**EXERCISE INSTRUCTIONS**
Rewrite the material from its start through the line containing "play-narrations-checkbox[interactable]: ✓ Play", swapping "springer dog" for "beagle" and leaving everything else unchanged.

** BEGIN EXTRACTED DATA **

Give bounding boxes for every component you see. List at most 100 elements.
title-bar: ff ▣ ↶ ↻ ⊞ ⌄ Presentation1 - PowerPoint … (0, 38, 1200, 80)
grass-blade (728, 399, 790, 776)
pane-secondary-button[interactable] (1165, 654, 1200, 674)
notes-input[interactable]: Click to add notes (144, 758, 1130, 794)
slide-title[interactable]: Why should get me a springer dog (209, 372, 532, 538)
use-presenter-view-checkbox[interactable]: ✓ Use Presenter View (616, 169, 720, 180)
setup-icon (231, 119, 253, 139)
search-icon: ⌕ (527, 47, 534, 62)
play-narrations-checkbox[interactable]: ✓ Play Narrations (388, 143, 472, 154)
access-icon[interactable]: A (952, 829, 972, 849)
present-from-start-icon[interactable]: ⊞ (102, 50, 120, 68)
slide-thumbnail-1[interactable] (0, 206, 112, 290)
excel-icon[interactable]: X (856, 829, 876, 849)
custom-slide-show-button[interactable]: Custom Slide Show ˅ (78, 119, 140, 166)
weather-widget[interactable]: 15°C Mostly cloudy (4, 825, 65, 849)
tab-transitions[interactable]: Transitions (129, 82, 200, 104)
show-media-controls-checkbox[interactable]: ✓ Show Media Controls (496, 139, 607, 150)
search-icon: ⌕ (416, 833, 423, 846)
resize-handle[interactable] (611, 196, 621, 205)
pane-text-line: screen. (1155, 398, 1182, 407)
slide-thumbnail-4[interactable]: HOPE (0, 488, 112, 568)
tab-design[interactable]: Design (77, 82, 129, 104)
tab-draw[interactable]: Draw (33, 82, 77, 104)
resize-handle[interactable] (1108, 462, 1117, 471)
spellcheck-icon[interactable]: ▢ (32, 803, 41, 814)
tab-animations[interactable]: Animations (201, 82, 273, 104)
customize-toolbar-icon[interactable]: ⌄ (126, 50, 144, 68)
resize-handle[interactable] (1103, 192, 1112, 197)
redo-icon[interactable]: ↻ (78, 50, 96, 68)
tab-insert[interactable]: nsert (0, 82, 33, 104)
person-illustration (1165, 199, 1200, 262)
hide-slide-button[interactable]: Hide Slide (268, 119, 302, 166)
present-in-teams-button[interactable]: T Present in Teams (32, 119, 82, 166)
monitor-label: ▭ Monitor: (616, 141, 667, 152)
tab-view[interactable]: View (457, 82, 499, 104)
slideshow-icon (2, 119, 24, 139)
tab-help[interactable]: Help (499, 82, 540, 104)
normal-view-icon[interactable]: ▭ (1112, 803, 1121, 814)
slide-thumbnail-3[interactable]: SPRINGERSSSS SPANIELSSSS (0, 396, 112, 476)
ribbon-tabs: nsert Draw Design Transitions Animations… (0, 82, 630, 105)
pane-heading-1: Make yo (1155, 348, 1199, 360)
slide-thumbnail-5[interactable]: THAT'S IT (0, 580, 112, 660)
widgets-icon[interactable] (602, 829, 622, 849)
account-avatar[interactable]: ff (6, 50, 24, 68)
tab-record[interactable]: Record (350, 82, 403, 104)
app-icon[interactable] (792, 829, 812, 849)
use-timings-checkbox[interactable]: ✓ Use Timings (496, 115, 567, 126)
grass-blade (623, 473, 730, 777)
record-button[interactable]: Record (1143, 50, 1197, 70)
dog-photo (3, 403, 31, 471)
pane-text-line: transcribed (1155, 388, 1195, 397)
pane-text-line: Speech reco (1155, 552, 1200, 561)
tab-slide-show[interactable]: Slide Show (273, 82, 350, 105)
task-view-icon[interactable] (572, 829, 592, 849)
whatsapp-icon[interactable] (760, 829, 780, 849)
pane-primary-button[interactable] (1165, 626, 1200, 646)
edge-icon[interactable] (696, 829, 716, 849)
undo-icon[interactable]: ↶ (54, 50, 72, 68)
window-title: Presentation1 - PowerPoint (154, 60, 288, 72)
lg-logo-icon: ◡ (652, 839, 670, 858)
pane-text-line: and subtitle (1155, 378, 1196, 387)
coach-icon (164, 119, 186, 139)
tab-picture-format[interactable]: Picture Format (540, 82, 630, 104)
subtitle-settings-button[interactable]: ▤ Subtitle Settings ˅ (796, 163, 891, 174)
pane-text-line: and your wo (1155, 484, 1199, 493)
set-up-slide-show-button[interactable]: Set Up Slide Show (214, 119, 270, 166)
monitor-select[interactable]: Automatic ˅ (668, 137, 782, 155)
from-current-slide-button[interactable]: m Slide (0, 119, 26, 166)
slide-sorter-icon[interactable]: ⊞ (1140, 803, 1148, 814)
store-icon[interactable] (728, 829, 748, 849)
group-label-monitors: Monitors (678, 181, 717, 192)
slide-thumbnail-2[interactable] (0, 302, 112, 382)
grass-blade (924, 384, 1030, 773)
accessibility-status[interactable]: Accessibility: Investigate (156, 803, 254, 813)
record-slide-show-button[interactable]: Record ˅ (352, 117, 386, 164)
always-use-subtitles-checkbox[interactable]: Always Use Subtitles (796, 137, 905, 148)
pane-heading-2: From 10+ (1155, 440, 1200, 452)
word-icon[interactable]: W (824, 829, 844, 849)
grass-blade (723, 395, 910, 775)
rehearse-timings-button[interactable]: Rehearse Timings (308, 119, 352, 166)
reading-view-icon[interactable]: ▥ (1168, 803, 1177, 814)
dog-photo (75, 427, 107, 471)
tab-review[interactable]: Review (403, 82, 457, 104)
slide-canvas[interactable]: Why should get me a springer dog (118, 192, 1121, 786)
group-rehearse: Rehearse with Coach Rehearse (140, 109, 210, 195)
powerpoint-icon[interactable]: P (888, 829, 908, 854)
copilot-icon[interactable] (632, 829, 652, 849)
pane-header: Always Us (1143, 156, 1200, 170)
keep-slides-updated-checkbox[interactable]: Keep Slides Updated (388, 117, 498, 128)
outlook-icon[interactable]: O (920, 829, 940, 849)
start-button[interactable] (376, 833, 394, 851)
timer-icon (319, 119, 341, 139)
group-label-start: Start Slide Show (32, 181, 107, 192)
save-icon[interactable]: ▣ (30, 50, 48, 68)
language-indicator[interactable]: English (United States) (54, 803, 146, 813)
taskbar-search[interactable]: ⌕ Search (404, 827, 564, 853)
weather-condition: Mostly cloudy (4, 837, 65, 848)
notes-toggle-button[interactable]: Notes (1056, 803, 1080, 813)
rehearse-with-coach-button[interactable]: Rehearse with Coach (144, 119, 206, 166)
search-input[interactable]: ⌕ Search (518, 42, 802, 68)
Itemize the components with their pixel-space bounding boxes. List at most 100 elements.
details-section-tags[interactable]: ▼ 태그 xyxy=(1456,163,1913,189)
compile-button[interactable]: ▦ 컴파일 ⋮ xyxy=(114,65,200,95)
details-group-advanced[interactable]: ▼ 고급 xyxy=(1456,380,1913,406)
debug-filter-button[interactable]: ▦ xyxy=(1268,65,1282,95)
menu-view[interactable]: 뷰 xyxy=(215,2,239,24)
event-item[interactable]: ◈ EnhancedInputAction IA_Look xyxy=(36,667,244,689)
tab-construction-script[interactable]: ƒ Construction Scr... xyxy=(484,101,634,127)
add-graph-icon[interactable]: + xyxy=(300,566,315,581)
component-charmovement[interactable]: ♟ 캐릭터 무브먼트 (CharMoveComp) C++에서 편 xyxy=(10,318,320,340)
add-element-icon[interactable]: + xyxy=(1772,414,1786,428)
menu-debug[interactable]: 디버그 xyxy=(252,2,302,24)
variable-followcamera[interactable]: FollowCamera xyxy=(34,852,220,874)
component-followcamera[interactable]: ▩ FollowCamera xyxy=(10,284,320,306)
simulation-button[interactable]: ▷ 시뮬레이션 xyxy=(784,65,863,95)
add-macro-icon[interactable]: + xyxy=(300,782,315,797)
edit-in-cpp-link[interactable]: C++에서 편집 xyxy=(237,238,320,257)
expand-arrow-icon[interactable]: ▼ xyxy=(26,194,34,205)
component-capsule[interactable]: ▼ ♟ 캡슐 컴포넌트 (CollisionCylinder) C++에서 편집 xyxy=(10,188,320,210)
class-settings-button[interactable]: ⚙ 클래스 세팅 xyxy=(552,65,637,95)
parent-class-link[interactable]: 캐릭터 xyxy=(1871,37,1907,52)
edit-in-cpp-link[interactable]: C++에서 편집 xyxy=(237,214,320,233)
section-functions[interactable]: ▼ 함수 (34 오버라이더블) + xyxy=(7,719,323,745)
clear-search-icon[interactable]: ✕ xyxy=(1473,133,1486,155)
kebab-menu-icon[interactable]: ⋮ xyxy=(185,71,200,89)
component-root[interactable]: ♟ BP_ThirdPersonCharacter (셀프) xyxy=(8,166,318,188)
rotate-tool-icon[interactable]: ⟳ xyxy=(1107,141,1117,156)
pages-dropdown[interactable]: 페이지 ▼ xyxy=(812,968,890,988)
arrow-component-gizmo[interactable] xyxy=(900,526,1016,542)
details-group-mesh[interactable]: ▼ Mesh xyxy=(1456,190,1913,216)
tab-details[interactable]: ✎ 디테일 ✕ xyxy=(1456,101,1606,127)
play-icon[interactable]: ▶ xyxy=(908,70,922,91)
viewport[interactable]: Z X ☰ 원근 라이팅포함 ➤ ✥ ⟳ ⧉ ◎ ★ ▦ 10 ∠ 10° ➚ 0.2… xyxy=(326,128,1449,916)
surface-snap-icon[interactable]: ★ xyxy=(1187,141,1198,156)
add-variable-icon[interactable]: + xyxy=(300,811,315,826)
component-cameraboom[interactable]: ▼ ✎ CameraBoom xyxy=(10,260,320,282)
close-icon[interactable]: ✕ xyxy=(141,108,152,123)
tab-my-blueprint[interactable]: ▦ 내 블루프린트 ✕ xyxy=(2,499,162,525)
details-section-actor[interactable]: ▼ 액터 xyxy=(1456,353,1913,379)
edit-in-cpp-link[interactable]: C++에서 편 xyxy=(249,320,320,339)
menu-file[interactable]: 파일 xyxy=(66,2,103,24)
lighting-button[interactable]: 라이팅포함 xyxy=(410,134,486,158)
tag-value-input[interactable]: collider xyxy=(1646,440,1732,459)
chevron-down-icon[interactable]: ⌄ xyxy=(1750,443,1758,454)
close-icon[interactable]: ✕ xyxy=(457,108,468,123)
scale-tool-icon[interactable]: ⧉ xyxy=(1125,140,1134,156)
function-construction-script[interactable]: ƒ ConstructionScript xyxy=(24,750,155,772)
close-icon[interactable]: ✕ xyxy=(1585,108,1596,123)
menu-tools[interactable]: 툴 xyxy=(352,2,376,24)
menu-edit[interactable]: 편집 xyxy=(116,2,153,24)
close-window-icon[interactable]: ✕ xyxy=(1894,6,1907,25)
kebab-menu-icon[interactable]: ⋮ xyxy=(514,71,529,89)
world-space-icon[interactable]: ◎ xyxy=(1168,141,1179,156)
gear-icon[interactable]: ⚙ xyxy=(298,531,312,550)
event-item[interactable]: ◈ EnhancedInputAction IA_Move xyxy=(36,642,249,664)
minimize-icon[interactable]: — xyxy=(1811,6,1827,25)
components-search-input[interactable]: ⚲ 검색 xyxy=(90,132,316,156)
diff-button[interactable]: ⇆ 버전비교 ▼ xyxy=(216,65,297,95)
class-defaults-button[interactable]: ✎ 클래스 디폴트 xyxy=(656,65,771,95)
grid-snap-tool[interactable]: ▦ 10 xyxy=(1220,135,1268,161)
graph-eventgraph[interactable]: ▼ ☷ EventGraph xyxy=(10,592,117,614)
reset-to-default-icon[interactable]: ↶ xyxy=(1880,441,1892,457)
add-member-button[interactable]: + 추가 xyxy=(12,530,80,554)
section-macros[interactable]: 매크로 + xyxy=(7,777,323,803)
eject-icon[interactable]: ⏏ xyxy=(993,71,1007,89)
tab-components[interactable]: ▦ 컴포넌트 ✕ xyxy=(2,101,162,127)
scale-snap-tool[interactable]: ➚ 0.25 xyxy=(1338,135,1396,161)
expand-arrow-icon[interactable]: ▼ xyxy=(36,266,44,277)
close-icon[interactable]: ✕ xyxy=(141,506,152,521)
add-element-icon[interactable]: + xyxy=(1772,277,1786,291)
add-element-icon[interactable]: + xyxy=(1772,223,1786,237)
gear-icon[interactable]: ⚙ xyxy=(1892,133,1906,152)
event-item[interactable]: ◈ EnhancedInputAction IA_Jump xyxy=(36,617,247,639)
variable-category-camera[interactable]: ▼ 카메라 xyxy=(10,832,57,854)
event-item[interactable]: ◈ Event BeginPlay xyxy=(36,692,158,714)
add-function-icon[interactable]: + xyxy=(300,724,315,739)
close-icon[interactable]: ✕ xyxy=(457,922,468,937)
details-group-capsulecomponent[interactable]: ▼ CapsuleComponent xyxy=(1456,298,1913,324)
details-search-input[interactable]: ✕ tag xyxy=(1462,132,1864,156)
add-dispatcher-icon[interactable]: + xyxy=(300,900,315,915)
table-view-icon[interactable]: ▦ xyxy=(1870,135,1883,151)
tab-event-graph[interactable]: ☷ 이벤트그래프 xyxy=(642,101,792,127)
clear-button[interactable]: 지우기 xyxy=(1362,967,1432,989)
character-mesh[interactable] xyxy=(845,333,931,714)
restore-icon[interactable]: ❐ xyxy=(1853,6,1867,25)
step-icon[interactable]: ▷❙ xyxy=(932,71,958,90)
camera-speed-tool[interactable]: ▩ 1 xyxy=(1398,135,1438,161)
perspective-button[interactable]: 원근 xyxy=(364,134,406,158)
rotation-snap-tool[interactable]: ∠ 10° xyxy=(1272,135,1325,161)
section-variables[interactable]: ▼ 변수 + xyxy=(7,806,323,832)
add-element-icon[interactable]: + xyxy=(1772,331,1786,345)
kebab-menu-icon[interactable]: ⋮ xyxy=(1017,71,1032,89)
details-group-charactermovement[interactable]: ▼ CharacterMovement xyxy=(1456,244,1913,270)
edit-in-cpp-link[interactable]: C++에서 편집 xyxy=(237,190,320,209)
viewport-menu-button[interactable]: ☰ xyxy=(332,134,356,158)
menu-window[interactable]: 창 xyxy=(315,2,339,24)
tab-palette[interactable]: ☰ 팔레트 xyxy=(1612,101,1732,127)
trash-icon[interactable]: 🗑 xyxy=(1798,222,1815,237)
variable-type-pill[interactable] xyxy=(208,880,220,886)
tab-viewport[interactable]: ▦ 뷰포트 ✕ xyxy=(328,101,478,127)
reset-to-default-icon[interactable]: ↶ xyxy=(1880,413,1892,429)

** END EXTRACTED DATA **

**SOLVED EXERCISE**
Give bounding boxes for every component you see. List at most 100 elements.
title-bar: ff ▣ ↶ ↻ ⊞ ⌄ Presentation1 - PowerPoint … (0, 38, 1200, 80)
grass-blade (728, 399, 790, 776)
pane-secondary-button[interactable] (1165, 654, 1200, 674)
notes-input[interactable]: Click to add notes (144, 758, 1130, 794)
slide-title[interactable]: Why should get me a beagle (209, 372, 532, 538)
use-presenter-view-checkbox[interactable]: ✓ Use Presenter View (616, 169, 720, 180)
setup-icon (231, 119, 253, 139)
search-icon: ⌕ (527, 47, 534, 62)
play-narrations-checkbox[interactable]: ✓ Play Narrations (388, 143, 472, 154)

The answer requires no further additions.